What the task asks
Print the entire listing. Each line must match the original exactly.

Stored data
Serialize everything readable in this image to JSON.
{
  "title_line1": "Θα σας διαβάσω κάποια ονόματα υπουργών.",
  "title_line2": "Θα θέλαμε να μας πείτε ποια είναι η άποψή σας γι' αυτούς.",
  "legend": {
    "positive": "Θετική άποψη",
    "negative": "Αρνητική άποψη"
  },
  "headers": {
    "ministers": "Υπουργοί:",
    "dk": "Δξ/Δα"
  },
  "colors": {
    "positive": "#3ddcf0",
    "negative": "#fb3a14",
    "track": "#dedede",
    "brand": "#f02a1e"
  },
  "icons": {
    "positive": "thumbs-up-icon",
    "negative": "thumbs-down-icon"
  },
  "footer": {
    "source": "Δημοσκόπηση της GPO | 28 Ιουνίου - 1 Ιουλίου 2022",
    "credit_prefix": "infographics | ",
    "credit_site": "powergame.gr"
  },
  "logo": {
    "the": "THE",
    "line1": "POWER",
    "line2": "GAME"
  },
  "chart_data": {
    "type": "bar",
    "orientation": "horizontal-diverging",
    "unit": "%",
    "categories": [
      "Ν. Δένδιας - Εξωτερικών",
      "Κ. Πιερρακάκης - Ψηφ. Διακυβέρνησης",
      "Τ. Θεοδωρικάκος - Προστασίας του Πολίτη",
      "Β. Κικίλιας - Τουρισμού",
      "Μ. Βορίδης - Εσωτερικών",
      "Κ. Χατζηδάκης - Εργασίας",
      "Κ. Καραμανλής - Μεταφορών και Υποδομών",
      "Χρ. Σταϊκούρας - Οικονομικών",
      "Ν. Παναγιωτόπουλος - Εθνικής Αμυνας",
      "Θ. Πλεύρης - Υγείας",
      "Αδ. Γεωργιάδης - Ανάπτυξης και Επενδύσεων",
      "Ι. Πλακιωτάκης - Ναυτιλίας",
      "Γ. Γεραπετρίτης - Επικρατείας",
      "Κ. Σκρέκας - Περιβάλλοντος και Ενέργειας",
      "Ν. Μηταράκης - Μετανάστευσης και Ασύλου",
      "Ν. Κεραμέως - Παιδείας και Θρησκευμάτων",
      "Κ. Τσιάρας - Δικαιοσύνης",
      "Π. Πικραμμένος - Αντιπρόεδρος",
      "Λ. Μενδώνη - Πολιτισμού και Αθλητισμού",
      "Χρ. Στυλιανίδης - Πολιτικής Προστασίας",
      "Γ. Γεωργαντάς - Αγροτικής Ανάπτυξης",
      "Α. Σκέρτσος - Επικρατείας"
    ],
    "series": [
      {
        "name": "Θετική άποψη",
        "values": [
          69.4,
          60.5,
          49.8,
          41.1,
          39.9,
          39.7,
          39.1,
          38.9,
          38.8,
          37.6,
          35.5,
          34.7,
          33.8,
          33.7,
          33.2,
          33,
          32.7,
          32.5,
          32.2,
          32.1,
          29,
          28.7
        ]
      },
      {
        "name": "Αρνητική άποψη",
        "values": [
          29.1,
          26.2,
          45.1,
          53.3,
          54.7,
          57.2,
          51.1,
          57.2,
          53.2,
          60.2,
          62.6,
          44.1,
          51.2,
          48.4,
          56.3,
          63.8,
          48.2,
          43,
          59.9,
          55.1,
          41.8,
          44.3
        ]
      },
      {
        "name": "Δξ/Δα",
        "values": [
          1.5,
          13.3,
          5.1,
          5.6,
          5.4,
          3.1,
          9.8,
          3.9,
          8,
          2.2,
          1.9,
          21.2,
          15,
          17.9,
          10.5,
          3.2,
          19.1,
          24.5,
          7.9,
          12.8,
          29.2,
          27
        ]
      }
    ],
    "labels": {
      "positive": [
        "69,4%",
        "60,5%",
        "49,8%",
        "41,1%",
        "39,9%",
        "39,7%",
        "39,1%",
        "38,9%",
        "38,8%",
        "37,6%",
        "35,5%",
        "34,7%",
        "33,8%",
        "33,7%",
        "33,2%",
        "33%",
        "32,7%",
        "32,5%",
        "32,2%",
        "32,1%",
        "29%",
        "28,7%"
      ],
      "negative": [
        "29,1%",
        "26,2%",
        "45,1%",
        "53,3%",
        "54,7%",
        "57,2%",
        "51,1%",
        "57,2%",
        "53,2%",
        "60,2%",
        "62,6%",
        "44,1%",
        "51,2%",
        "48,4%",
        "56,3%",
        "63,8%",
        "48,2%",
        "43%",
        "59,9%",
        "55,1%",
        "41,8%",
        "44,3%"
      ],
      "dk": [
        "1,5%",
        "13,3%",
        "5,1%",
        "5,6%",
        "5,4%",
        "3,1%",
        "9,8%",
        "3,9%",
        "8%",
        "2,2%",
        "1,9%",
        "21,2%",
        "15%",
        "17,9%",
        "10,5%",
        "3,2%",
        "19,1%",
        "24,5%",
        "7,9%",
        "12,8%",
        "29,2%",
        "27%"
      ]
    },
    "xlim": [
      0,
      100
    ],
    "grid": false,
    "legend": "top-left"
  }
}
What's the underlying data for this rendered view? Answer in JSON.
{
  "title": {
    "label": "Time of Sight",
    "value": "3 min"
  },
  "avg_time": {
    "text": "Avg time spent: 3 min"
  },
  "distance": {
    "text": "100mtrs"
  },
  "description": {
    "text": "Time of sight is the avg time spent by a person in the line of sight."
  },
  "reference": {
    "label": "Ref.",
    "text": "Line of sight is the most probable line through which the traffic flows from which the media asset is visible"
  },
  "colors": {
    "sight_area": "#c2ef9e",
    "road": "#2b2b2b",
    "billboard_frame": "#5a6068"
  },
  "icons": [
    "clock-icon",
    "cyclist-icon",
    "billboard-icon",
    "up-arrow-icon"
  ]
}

Exercise output
Serialize everything readable in this image to JSON.
{
  "title_line1": "Θα σας διαβάσω κάποια ονόματα υπουργών.",
  "title_line2": "Θα θέλαμε να μας πείτε ποια είναι η άποψή σας γι' αυτούς.",
  "legend": {
    "positive": "Θετική άποψη",
    "negative": "Αρνητική άποψη"
  },
  "headers": {
    "ministers": "Υπουργοί:",
    "dk": "Δξ/Δα"
  },
  "colors": {
    "positive": "#3ddcf0",
    "negative": "#fb3a14",
    "track": "#dedede",
    "brand": "#f02a1e"
  },
  "icons": {
    "positive": "thumbs-up-icon",
    "negative": "thumbs-down-icon"
  },
  "footer": {
    "source": "Δημοσκόπηση της GPO | 28 Ιουνίου - 1 Ιουλίου 2022",
    "credit_prefix": "infographics | ",
    "credit_site": "powergame.gr"
  },
  "logo": {
    "the": "THE",
    "line1": "POWER",
    "line2": "GAME"
  },
  "chart_data": {
    "type": "bar",
    "orientation": "horizontal-diverging",
    "unit": "%",
    "categories": [
      "Ν. Δένδιας - Εξωτερικών",
      "Κ. Πιερρακάκης - Ψηφ. Διακυβέρνησης",
      "Τ. Θεοδωρικάκος - Προστασίας του Πολίτη",
      "Β. Κικίλιας - Τουρισμού",
      "Μ. Βορίδης - Εσωτερικών",
      "Κ. Χατζηδάκης - Εργασίας",
      "Κ. Καραμανλής - Μεταφορών και Υποδομών",
      "Χρ. Σταϊκούρας - Οικονομικών",
      "Ν. Παναγιωτόπουλος - Εθνικής Αμυνας",
      "Θ. Πλεύρης - Υγείας",
      "Αδ. Γεωργιάδης - Ανάπτυξης και Επενδύσεων",
      "Ι. Πλακιωτάκης - Ναυτιλίας",
      "Γ. Γεραπετρίτης - Επικρατείας",
      "Κ. Σκρέκας - Περιβάλλοντος και Ενέργειας",
      "Ν. Μηταράκης - Μετανάστευσης και Ασύλου",
      "Ν. Κεραμέως - Παιδείας και Θρησκευμάτων",
      "Κ. Τσιάρας - Δικαιοσύνης",
      "Π. Πικραμμένος - Αντιπρόεδρος",
      "Λ. Μενδώνη - Πολιτισμού και Αθλητισμού",
      "Χρ. Στυλιανίδης - Πολιτικής Προστασίας",
      "Γ. Γεωργαντάς - Αγροτικής Ανάπτυξης",
      "Α. Σκέρτσος - Επικρατείας"
    ],
    "series": [
      {
        "name": "Θετική άποψη",
        "values": [
          69.4,
          60.5,
          49.8,
          41.1,
          39.9,
          39.7,
          39.1,
          38.9,
          38.8,
          37.6,
          35.5,
          34.7,
          33.8,
          33.7,
          33.2,
          33,
          32.7,
          32.5,
          32.2,
          32.1,
          29,
          28.7
        ]
      },
      {
        "name": "Αρνητική άποψη",
        "values": [
          29.1,
          26.2,
          45.1,
          53.3,
          54.7,
          57.2,
          51.1,
          57.2,
          53.2,
          60.2,
          62.6,
          44.1,
          51.2,
          48.4,
          56.3,
          63.8,
          48.2,
          43,
          59.9,
          55.1,
          41.8,
          44.3
        ]
      },
      {
        "name": "Δξ/Δα",
        "values": [
          1.5,
          13.3,
          5.1,
          5.6,
          5.4,
          3.1,
          9.8,
          3.9,
          8,
          2.2,
          1.9,
          21.2,
          15,
          17.9,
          10.5,
          3.2,
          19.1,
          24.5,
          7.9,
          12.8,
          29.2,
          27
        ]
      }
    ],
    "labels": {
      "positive": [
        "69,4%",
        "60,5%",
        "49,8%",
        "41,1%",
        "39,9%",
        "39,7%",
        "39,1%",
        "38,9%",
        "38,8%",
        "37,6%",
        "35,5%",
        "34,7%",
        "33,8%",
        "33,7%",
        "33,2%",
        "33%",
        "32,7%",
        "32,5%",
        "32,2%",
        "32,1%",
        "29%",
        "28,7%"
      ],
      "negative": [
        "29,1%",
        "26,2%",
        "45,1%",
        "53,3%",
        "54,7%",
        "57,2%",
        "51,1%",
        "57,2%",
        "53,2%",
        "60,2%",
        "62,6%",
        "44,1%",
        "51,2%",
        "48,4%",
        "56,3%",
        "63,8%",
        "48,2%",
        "43%",
        "59,9%",
        "55,1%",
        "41,8%",
        "44,3%"
      ],
      "dk": [
        "1,5%",
        "13,3%",
        "5,1%",
        "5,6%",
        "5,4%",
        "3,1%",
        "9,8%",
        "3,9%",
        "8%",
        "2,2%",
        "1,9%",
        "21,2%",
        "15%",
        "17,9%",
        "10,5%",
        "3,2%",
        "19,1%",
        "24,5%",
        "7,9%",
        "12,8%",
        "29,2%",
        "27%"
      ]
    },
    "xlim": [
      0,
      100
    ],
    "grid": false,
    "legend": "top-left"
  }
}
What's the underlying data for this rendered view? Answer in JSON.
{
  "title": {
    "label": "Time of Sight",
    "value": "3 min"
  },
  "avg_time": {
    "text": "Avg time spent: 3 min"
  },
  "distance": {
    "text": "100mtrs"
  },
  "description": {
    "text": "Time of sight is the avg time spent by a person in the line of sight."
  },
  "reference": {
    "label": "Ref.",
    "text": "Line of sight is the most probable line through which the traffic flows from which the media asset is visible"
  },
  "colors": {
    "sight_area": "#c2ef9e",
    "road": "#2b2b2b",
    "billboard_frame": "#5a6068"
  },
  "icons": [
    "clock-icon",
    "cyclist-icon",
    "billboard-icon",
    "up-arrow-icon"
  ]
}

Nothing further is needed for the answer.